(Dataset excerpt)
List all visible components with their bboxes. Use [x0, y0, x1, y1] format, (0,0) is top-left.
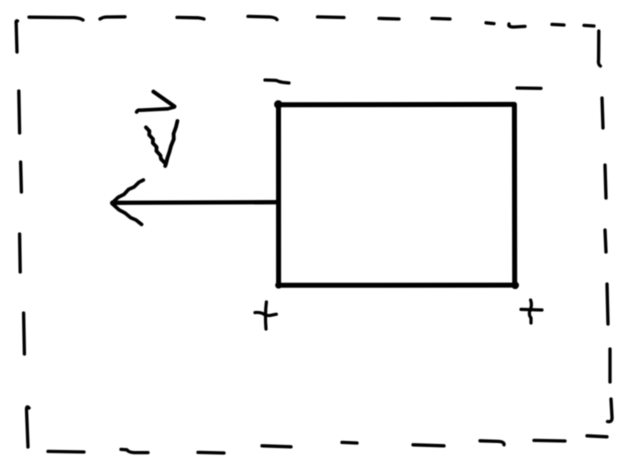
dashed boundary: bottom segment 8	[534, 439, 565, 443]
dashed boundary: top segment 3	[177, 17, 204, 19]
velocity arrow tip dot	[110, 200, 115, 205]
dashed boundary: right segment 5	[607, 284, 608, 324]
block (rectangle)	[279, 104, 515, 285]
dashed boundary: top segment 4	[248, 16, 277, 19]
dashed boundary: left segment 4	[18, 234, 22, 272]
dashed boundary: top segment 1	[29, 17, 83, 20]
dashed boundary: bottom segment 1	[48, 450, 84, 454]
vector arrow over v: shaft	[137, 107, 175, 112]
velocity arrow shaft	[115, 200, 278, 205]
dashed boundary: left segment 3	[19, 162, 23, 192]
block corner dot bottom-left	[275, 282, 282, 289]
dashed boundary: right segment 4	[605, 230, 606, 252]
dashed boundary: top segment 11	[584, 24, 594, 28]
block corner dot bottom-right	[511, 282, 519, 290]
dashed boundary: top segment 10	[552, 23, 564, 27]
dashed boundary: bottom segment 2	[121, 449, 148, 452]
plus sign below block bottom-left: horizontal stroke	[255, 312, 276, 315]
label v: right stroke	[165, 121, 177, 166]
dashed boundary: right segment 6	[608, 349, 611, 382]
dashed boundary: top segment 6	[379, 17, 399, 21]
vector arrow over v: diagonal barb	[153, 92, 174, 107]
dashed boundary: left segment 5	[22, 313, 26, 354]
dashed boundary: top segment 2	[100, 17, 125, 19]
minus sign above block top-left	[265, 80, 289, 83]
dashed boundary: right segment 1	[598, 31, 600, 66]
dashed boundary: top segment 8	[486, 21, 494, 25]
dashed boundary: bottom segment 4	[262, 446, 291, 447]
dashed boundary: top segment 9	[509, 24, 525, 27]
dashed boundary: left segment 1	[16, 21, 17, 52]
dashed boundary: top segment 5	[318, 15, 345, 19]
velocity arrow upper barb	[113, 180, 144, 203]
block corner dot top-left	[274, 100, 282, 108]
plus sign below block bottom-left: vertical stroke	[264, 302, 268, 329]
dashed boundary: bottom segment 7	[480, 441, 504, 445]
dashed boundary: top segment 7	[432, 17, 450, 21]
plus sign below block bottom-right: horizontal stroke	[521, 308, 542, 312]
label v: left stroke	[146, 127, 166, 163]
velocity arrow lower barb	[113, 204, 142, 224]
dashed boundary: left segment 2	[17, 91, 21, 133]
dashed boundary: right segment 7	[608, 399, 613, 422]
dashed boundary: bottom segment 3	[198, 451, 224, 455]
minus sign above block top-right	[517, 86, 541, 90]
plus sign below block bottom-right: vertical stroke	[529, 300, 531, 323]
dashed boundary: left segment 6	[27, 407, 30, 447]
dashed boundary: right segment 3	[605, 165, 606, 198]
dashed boundary: bottom segment 9	[587, 436, 607, 437]
dashed boundary: right segment 2	[602, 98, 603, 128]
dashed boundary: bottom segment 6	[413, 445, 444, 446]
dashed boundary: bottom segment 5	[342, 441, 357, 445]
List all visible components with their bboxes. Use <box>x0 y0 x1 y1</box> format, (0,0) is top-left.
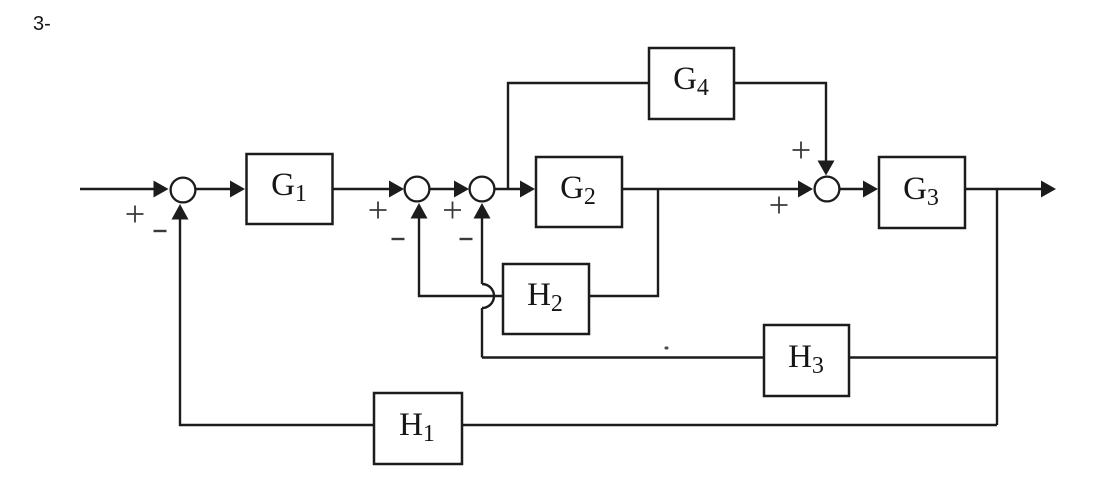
wire: H2 output left then up into S2 <box>411 203 504 296</box>
plus sign at S3 <box>444 202 461 219</box>
plus sign left of S4 <box>771 197 788 214</box>
wire: G1 to S2 <box>333 181 405 198</box>
wire: S2 to S3 <box>430 181 470 198</box>
wire: S4 to G3 <box>840 181 879 198</box>
stray ink speck <box>665 347 669 350</box>
summing junction S2 <box>405 177 430 202</box>
summing junction S4 <box>815 177 840 202</box>
wire: H1 feedback from right vertical to H1 <box>462 424 997 426</box>
block G1 <box>247 154 333 224</box>
block G3 <box>879 157 965 228</box>
block G2 <box>536 157 622 227</box>
minus sign at S1 <box>154 230 167 232</box>
wire: H1 output left then up into S1 <box>172 204 375 425</box>
block H2 <box>503 264 589 334</box>
block G4 <box>649 48 734 119</box>
wire: branch up to G4 input <box>508 83 649 189</box>
wire: H2 input takeoff from G2 output <box>589 189 658 296</box>
wire: H3 feedback from right vertical to H3 <box>849 356 997 358</box>
wire: output takeoff down the right side <box>996 189 998 425</box>
minus sign at S3 <box>460 238 473 240</box>
minus sign at S2 <box>392 238 405 240</box>
wire: H3 output left then up into S3 with hop over H2 line <box>474 203 765 358</box>
wire: input signal <box>80 181 169 198</box>
svg-text:3-: 3- <box>33 13 51 35</box>
plus sign at S1 <box>127 206 144 223</box>
wire: G2 to S4 with H2 takeoff node <box>622 181 813 198</box>
summing junction S3 <box>470 177 495 202</box>
wire: S1 to G1 <box>196 181 246 198</box>
block H1 <box>374 393 462 464</box>
wire: S3 to G2 with branch node to G4 <box>495 181 536 198</box>
wire: G4 output down into S4 <box>734 83 835 176</box>
plus sign at S2 <box>370 202 387 219</box>
label "3-" <box>33 13 51 35</box>
plus sign above S4 <box>793 142 810 159</box>
summing junction S1 <box>171 178 196 203</box>
wire: G3 to output with takeoff node <box>965 181 1056 198</box>
block H3 <box>764 325 849 396</box>
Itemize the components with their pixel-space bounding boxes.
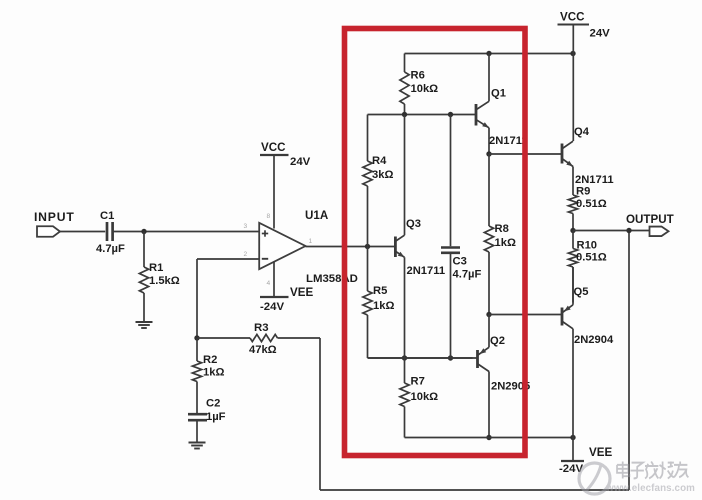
svg-text:R7: R7 [411,376,425,388]
svg-text:4.7µF: 4.7µF [96,243,125,255]
svg-text:2N2904: 2N2904 [574,334,614,346]
svg-text:0.51Ω: 0.51Ω [576,252,607,264]
svg-text:VEE: VEE [290,286,313,299]
svg-text:2N1711: 2N1711 [575,174,614,186]
svg-text:8: 8 [267,213,271,220]
svg-text:24V: 24V [290,156,311,168]
svg-text:2N1711: 2N1711 [407,265,446,277]
svg-text:47kΩ: 47kΩ [249,344,277,356]
svg-text:4.7µF: 4.7µF [453,269,482,281]
svg-text:1: 1 [309,238,313,245]
svg-text:1µF: 1µF [206,411,226,423]
svg-text:24V: 24V [590,28,611,40]
svg-text:R2: R2 [203,354,217,366]
svg-text:R9: R9 [576,186,590,198]
svg-text:R3: R3 [254,322,269,334]
svg-text:0.51Ω: 0.51Ω [576,198,607,210]
svg-text:Q1: Q1 [491,88,506,100]
svg-text:www.elecfans.com: www.elecfans.com [605,483,695,494]
svg-text:Q3: Q3 [406,218,421,230]
svg-text:3: 3 [244,223,248,230]
svg-text:U1A: U1A [305,209,329,222]
svg-text:1kΩ: 1kΩ [495,237,516,249]
svg-text:Q5: Q5 [574,286,589,298]
svg-text:VCC: VCC [261,141,286,154]
svg-text:C2: C2 [206,398,220,410]
svg-text:R1: R1 [149,262,163,274]
svg-text:1kΩ: 1kΩ [373,300,394,312]
svg-text:Q4: Q4 [574,126,590,138]
svg-text:4: 4 [267,280,271,287]
svg-text:R6: R6 [411,70,425,82]
svg-text:INPUT: INPUT [34,210,75,224]
svg-text:VCC: VCC [560,11,585,24]
svg-text:10kΩ: 10kΩ [411,83,439,95]
svg-text:R10: R10 [577,240,598,252]
svg-text:2N1711: 2N1711 [489,135,528,147]
svg-text:R8: R8 [495,223,509,235]
svg-text:VEE: VEE [589,446,612,459]
svg-text:1.5kΩ: 1.5kΩ [149,275,180,287]
svg-text:2: 2 [244,251,248,258]
svg-text:1kΩ: 1kΩ [203,367,224,379]
svg-text:R5: R5 [373,285,387,297]
svg-text:R4: R4 [372,155,387,167]
svg-text:-24V: -24V [260,301,284,313]
svg-text:3kΩ: 3kΩ [372,169,393,181]
svg-text:C1: C1 [100,210,114,222]
svg-text:10kΩ: 10kΩ [411,391,439,403]
svg-text:C3: C3 [453,256,467,268]
svg-text:Q2: Q2 [490,335,505,347]
svg-text:OUTPUT: OUTPUT [626,213,674,226]
svg-text:LM358AD: LM358AD [306,273,358,285]
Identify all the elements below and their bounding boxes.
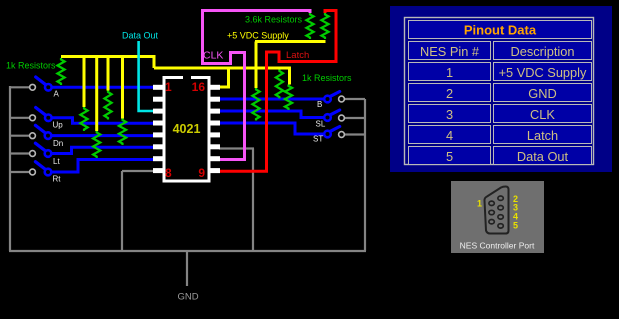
svg-text:NES Controller Port: NES Controller Port — [460, 241, 535, 251]
svg-text:B: B — [317, 100, 322, 109]
svg-text:Latch: Latch — [286, 50, 309, 61]
svg-text:NES Pin #: NES Pin # — [420, 44, 480, 59]
svg-text:Rt: Rt — [53, 175, 62, 184]
svg-text:3: 3 — [446, 107, 453, 122]
svg-text:Dn: Dn — [53, 139, 63, 148]
svg-text:ST: ST — [313, 135, 323, 144]
svg-text:Up: Up — [53, 121, 64, 130]
svg-text:8: 8 — [165, 166, 172, 180]
svg-text:3.6k Resistors: 3.6k Resistors — [245, 15, 303, 25]
svg-text:GND: GND — [178, 292, 199, 303]
svg-text:+5 VDC Supply: +5 VDC Supply — [227, 31, 289, 41]
svg-text:SL: SL — [316, 120, 326, 129]
svg-text:Data Out: Data Out — [517, 149, 569, 164]
svg-text:4: 4 — [446, 128, 453, 143]
svg-text:2: 2 — [446, 86, 453, 101]
svg-text:+5 VDC Supply: +5 VDC Supply — [499, 65, 587, 80]
svg-text:A: A — [54, 90, 60, 99]
svg-text:9: 9 — [198, 166, 205, 180]
svg-text:Data Out: Data Out — [122, 31, 159, 41]
svg-text:Pinout Data: Pinout Data — [464, 23, 537, 38]
svg-text:CLK: CLK — [530, 107, 555, 122]
svg-text:Description: Description — [510, 44, 574, 59]
svg-text:1: 1 — [477, 199, 482, 209]
svg-text:Latch: Latch — [527, 128, 558, 143]
svg-text:5: 5 — [513, 221, 518, 231]
svg-text:4021: 4021 — [173, 122, 201, 136]
svg-text:CLK: CLK — [203, 50, 223, 62]
svg-text:16: 16 — [192, 80, 206, 94]
svg-text:5: 5 — [446, 149, 453, 164]
svg-text:1k Resistors: 1k Resistors — [6, 61, 56, 71]
svg-text:1k Resistors: 1k Resistors — [302, 73, 352, 83]
svg-text:Lt: Lt — [53, 157, 60, 166]
svg-text:1: 1 — [446, 65, 453, 80]
svg-text:GND: GND — [528, 86, 556, 101]
svg-text:1: 1 — [165, 80, 172, 94]
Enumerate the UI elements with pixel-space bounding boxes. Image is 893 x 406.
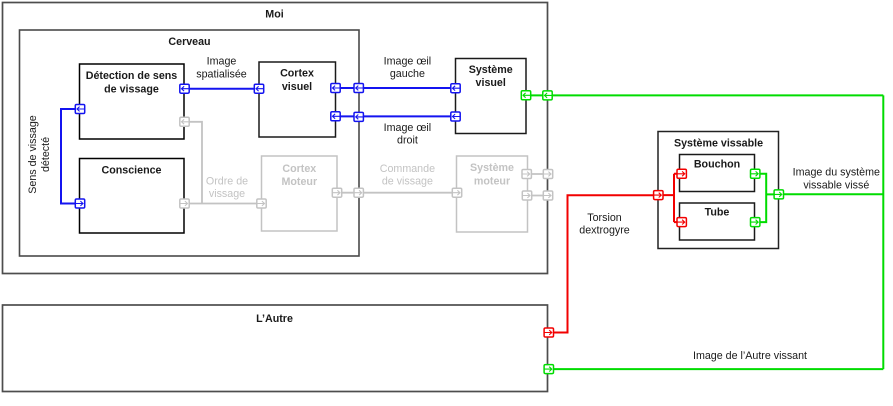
svg-text:Ordre de: Ordre de: [206, 176, 248, 188]
svg-text:Système: Système: [469, 64, 513, 76]
port Systeme moteur left (gray): [452, 188, 461, 197]
port Tube left (red, in): [677, 218, 686, 227]
wire Sens de vissage detecte (Detection to Conscience): [61, 109, 80, 204]
svg-text:détecté: détecté: [40, 137, 52, 172]
svg-text:Détection de sens: Détection de sens: [86, 70, 178, 82]
port Moi edge gray bottom: [543, 191, 552, 200]
svg-text:dextrogyre: dextrogyre: [579, 225, 630, 237]
wire torsion split to Bouchon and Tube: [658, 174, 681, 222]
svg-text:visuel: visuel: [282, 81, 312, 93]
wire Ordre de vissage (Conscience to Cortex Moteur): [185, 203, 262, 205]
box Moi: [3, 3, 548, 274]
svg-text:Image du système: Image du système: [793, 167, 880, 179]
port Systeme moteur right top (gray): [522, 170, 531, 179]
wire Image spatialisee (Cortex visuel to Detection): [185, 88, 260, 90]
svg-text:Image œil: Image œil: [384, 122, 432, 134]
box Systeme visuel: [456, 59, 527, 134]
svg-text:Cortex: Cortex: [280, 68, 314, 80]
svg-text:Torsion: Torsion: [587, 212, 622, 224]
svg-text:Sens de vissage: Sens de vissage: [27, 115, 39, 193]
port Cortex visuel right bottom (blue): [331, 112, 340, 121]
wire Image de l'Autre vissant: [549, 368, 884, 370]
svg-text:droit: droit: [397, 134, 418, 146]
wire Bouchon/Tube images join: [755, 174, 779, 222]
svg-text:moteur: moteur: [474, 175, 510, 187]
port Systeme visuel left top (blue): [451, 84, 460, 93]
svg-text:Cerveau: Cerveau: [168, 36, 210, 48]
box Tube: [680, 203, 755, 240]
port Bouchon right (green, out): [751, 169, 760, 178]
svg-text:de vissage: de vissage: [382, 175, 433, 187]
svg-text:Cortex: Cortex: [282, 163, 316, 175]
label Sens de vissage detecte (rotated): [27, 115, 52, 193]
port Systeme vissable right (green): [774, 190, 783, 199]
svg-text:de vissage: de vissage: [104, 83, 159, 95]
port Conscience left (blue, in): [75, 199, 84, 208]
wire Commande de vissage (Cortex Moteur to Systeme moteur): [337, 192, 457, 194]
box Conscience: [80, 159, 185, 234]
box Cerveau: [20, 30, 360, 256]
port Cerveau edge gray: [354, 188, 363, 197]
port Cortex Moteur right (gray): [332, 188, 341, 197]
box Bouchon: [680, 155, 755, 192]
wire branch to Detection (efference copy): [185, 122, 203, 204]
port L'Autre right top (red, out): [544, 328, 553, 337]
svg-text:Tube: Tube: [705, 207, 730, 219]
box Cortex Moteur (inactive): [262, 156, 338, 231]
svg-text:Moi: Moi: [265, 9, 283, 21]
port Systeme visuel left bottom (blue): [451, 112, 460, 121]
svg-text:vissable vissé: vissable vissé: [803, 179, 869, 191]
port Cerveau edge top (blue): [354, 84, 363, 93]
port Detection right bottom (gray): [180, 117, 189, 126]
port Detection left (blue, in): [75, 105, 84, 114]
svg-text:Commande: Commande: [380, 163, 435, 175]
box Cortex visuel: [259, 62, 336, 137]
port Moi edge right (green): [543, 91, 552, 100]
wire Image oeil gauche (Systeme visuel to Cortex visuel): [336, 87, 456, 89]
svg-text:vissage: vissage: [209, 188, 245, 200]
svg-text:Image: Image: [207, 56, 237, 68]
wire Systeme moteur output bottom: [527, 195, 548, 197]
svg-text:spatialisée: spatialisée: [196, 68, 247, 80]
port Bouchon left (red, in): [677, 169, 686, 178]
box Detection de sens de vissage: [80, 64, 185, 139]
svg-text:gauche: gauche: [390, 68, 425, 80]
port Systeme moteur right bottom (gray): [522, 191, 531, 200]
port Moi edge gray top: [543, 170, 552, 179]
svg-text:Moteur: Moteur: [281, 176, 317, 188]
box L'Autre: [3, 305, 548, 392]
wire Torsion dextrogyre (L'Autre to Systeme vissable): [549, 195, 659, 332]
svg-text:Image œil: Image œil: [384, 56, 432, 68]
port Tube right (green, out): [751, 218, 760, 227]
svg-text:Système: Système: [470, 162, 514, 174]
wire Systeme moteur output top: [527, 173, 548, 175]
wire Image oeil droit (Systeme visuel to Cortex visuel): [336, 115, 456, 117]
port Systeme vissable left (red, in): [654, 191, 663, 200]
port Conscience right (gray, out): [180, 199, 189, 208]
port Cortex visuel right top (blue): [331, 84, 340, 93]
port Cerveau edge bottom (blue): [354, 112, 363, 121]
port Cortex visuel left (blue, out): [254, 84, 263, 93]
port Cortex Moteur left (gray): [257, 199, 266, 208]
svg-text:Bouchon: Bouchon: [694, 158, 740, 170]
port Detection right (blue, in): [180, 84, 189, 93]
port Systeme visuel right (green, in): [521, 91, 530, 100]
box Systeme moteur (inactive): [457, 156, 528, 232]
port L'Autre right bottom (green, out): [544, 365, 553, 374]
svg-text:Système vissable: Système vissable: [674, 137, 763, 149]
wire green vertical bus: [882, 95, 884, 369]
box Systeme vissable: [658, 132, 779, 249]
svg-text:Image de l’Autre vissant: Image de l’Autre vissant: [693, 350, 807, 362]
svg-text:L’Autre: L’Autre: [256, 313, 293, 325]
wire Image du systeme vissable visse: [779, 193, 884, 195]
wire Systeme visuel input from right bus: [526, 94, 883, 96]
svg-text:Conscience: Conscience: [102, 164, 162, 176]
svg-text:visuel: visuel: [476, 77, 506, 89]
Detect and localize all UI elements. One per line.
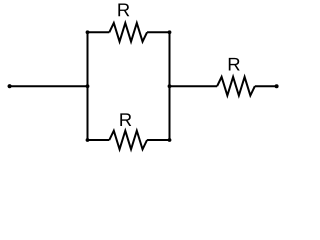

EXERCISE AIM:
Convert the items from the line with "svg-text:Ordre de: Ordre" through the line with "port Tube left" into a Markdown table with the columns Row and Line, skipping any blank lines.

SOLUTION FOR THIS PROBLEM:
| Row | Line |
|---|---|
| 1 | svg-text:Ordre de: Ordre de: [206, 176, 248, 188] |
| 2 | svg-text:Système: Système: [469, 64, 513, 76] |
| 3 | port Systeme moteur left (gray): [452, 188, 461, 197] |
| 4 | port Tube left (red, in): [677, 218, 686, 227] |